▶ [Short task]:
Please reproduce the listing below line for line, leaving out any pictures.

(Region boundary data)
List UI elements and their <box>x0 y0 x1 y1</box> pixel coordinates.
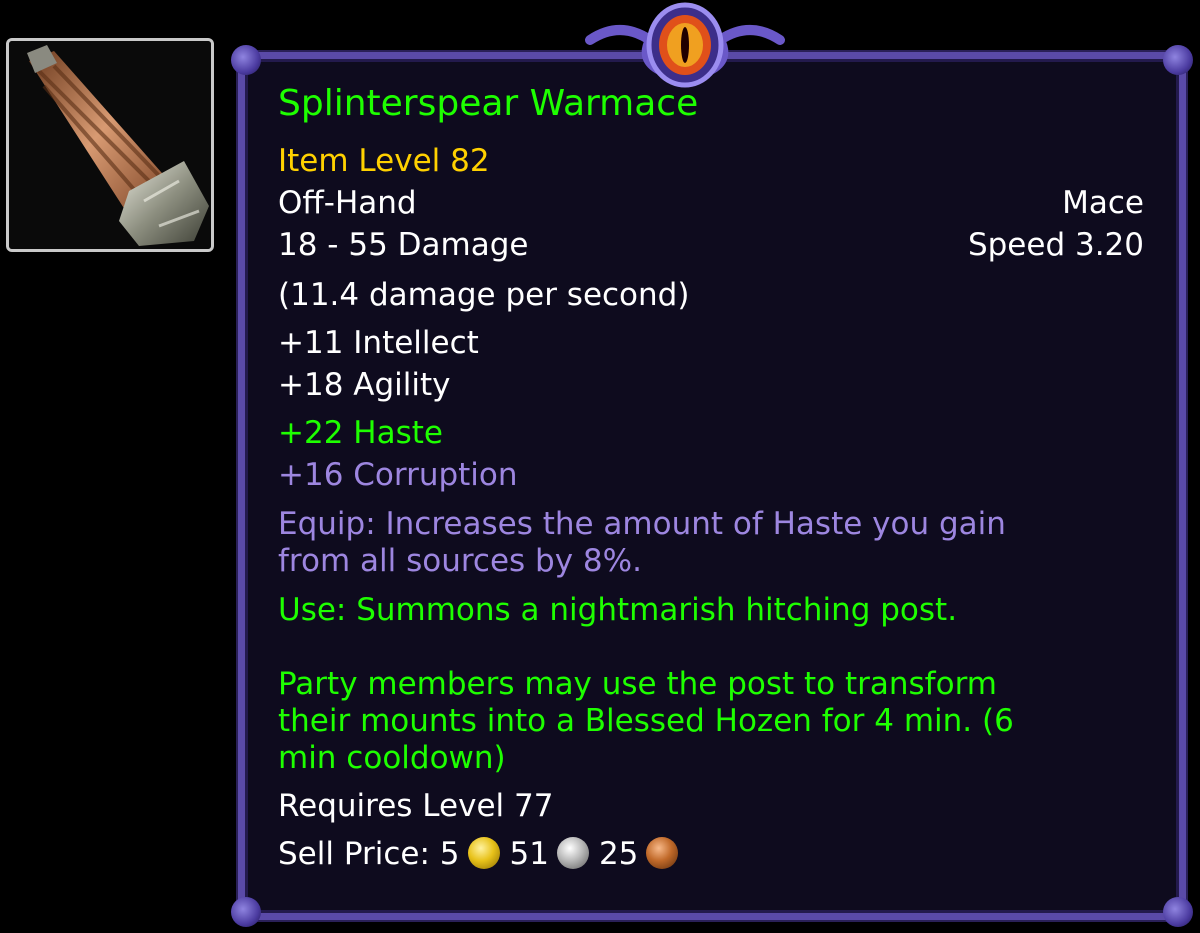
eye-ornament-icon <box>585 2 785 88</box>
frame-corner-ornament <box>231 45 261 75</box>
item-name: Splinterspear Warmace <box>278 83 699 124</box>
gold-amount: 5 <box>439 836 460 872</box>
item-damage: 18 - 55 Damage <box>278 227 529 263</box>
frame-corner-ornament <box>231 897 261 927</box>
use-effect-line-3: their mounts into a Blessed Hozen for 4 … <box>278 703 1014 739</box>
gold-coin-icon <box>467 837 500 869</box>
mace-item-icon <box>9 41 211 249</box>
stat-intellect: +11 Intellect <box>278 325 479 361</box>
stat-agility: +18 Agility <box>278 367 451 403</box>
sell-price-label: Sell Price: <box>278 836 440 872</box>
stat-corruption: +16 Corruption <box>278 457 518 493</box>
silver-amount: 51 <box>509 836 549 872</box>
item-dps: (11.4 damage per second) <box>278 277 690 313</box>
item-icon-frame[interactable] <box>6 38 214 252</box>
frame-corner-ornament <box>1163 897 1193 927</box>
sell-price: Sell Price: 5 51 25 <box>278 836 688 872</box>
equip-effect-line-1: Equip: Increases the amount of Haste you… <box>278 506 1006 542</box>
use-effect-line-4: min cooldown) <box>278 740 506 776</box>
item-speed: Speed 3.20 <box>967 227 1144 263</box>
silver-coin-icon <box>556 837 589 869</box>
use-effect-line-1: Use: Summons a nightmarish hitching post… <box>278 592 958 628</box>
required-level: Requires Level 77 <box>278 788 554 824</box>
stat-haste: +22 Haste <box>278 415 443 451</box>
use-effect-line-2: Party members may use the post to transf… <box>278 666 997 702</box>
copper-amount: 25 <box>598 836 639 872</box>
item-level: Item Level 82 <box>278 143 490 179</box>
frame-corner-ornament <box>1163 45 1193 75</box>
copper-coin-icon <box>646 837 679 869</box>
item-slot: Off-Hand <box>278 185 417 221</box>
equip-effect-line-2: from all sources by 8%. <box>278 543 642 579</box>
item-type: Mace <box>1062 185 1144 221</box>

▶ [Exercise answer]:
List UI elements and their <box>x0 y0 x1 y1</box> pixel coordinates.
eye-ornament-icon <box>585 2 785 88</box>
frame-corner-ornament <box>231 45 261 75</box>
item-name: Splinterspear Warmace <box>278 83 699 124</box>
gold-amount: 5 <box>439 836 460 872</box>
item-damage: 18 - 55 Damage <box>278 227 529 263</box>
frame-corner-ornament <box>231 897 261 927</box>
use-effect-line-3: their mounts into a Blessed Hozen for 4 … <box>278 703 1014 739</box>
gold-coin-icon <box>467 837 500 869</box>
mace-item-icon <box>9 41 211 249</box>
stat-intellect: +11 Intellect <box>278 325 479 361</box>
stat-agility: +18 Agility <box>278 367 451 403</box>
sell-price-label: Sell Price: <box>278 836 440 872</box>
stat-corruption: +16 Corruption <box>278 457 518 493</box>
silver-amount: 51 <box>509 836 549 872</box>
item-dps: (11.4 damage per second) <box>278 277 690 313</box>
item-icon-frame[interactable] <box>6 38 214 252</box>
frame-corner-ornament <box>1163 897 1193 927</box>
sell-price: Sell Price: 5 51 25 <box>278 836 688 872</box>
equip-effect-line-1: Equip: Increases the amount of Haste you… <box>278 506 1006 542</box>
use-effect-line-4: min cooldown) <box>278 740 506 776</box>
item-speed: Speed 3.20 <box>967 227 1144 263</box>
silver-coin-icon <box>556 837 589 869</box>
use-effect-line-1: Use: Summons a nightmarish hitching post… <box>278 592 958 628</box>
required-level: Requires Level 77 <box>278 788 554 824</box>
stat-haste: +22 Haste <box>278 415 443 451</box>
use-effect-line-2: Party members may use the post to transf… <box>278 666 997 702</box>
copper-amount: 25 <box>598 836 639 872</box>
item-level: Item Level 82 <box>278 143 490 179</box>
frame-corner-ornament <box>1163 45 1193 75</box>
copper-coin-icon <box>646 837 679 869</box>
item-slot: Off-Hand <box>278 185 417 221</box>
equip-effect-line-2: from all sources by 8%. <box>278 543 642 579</box>
item-type: Mace <box>1062 185 1144 221</box>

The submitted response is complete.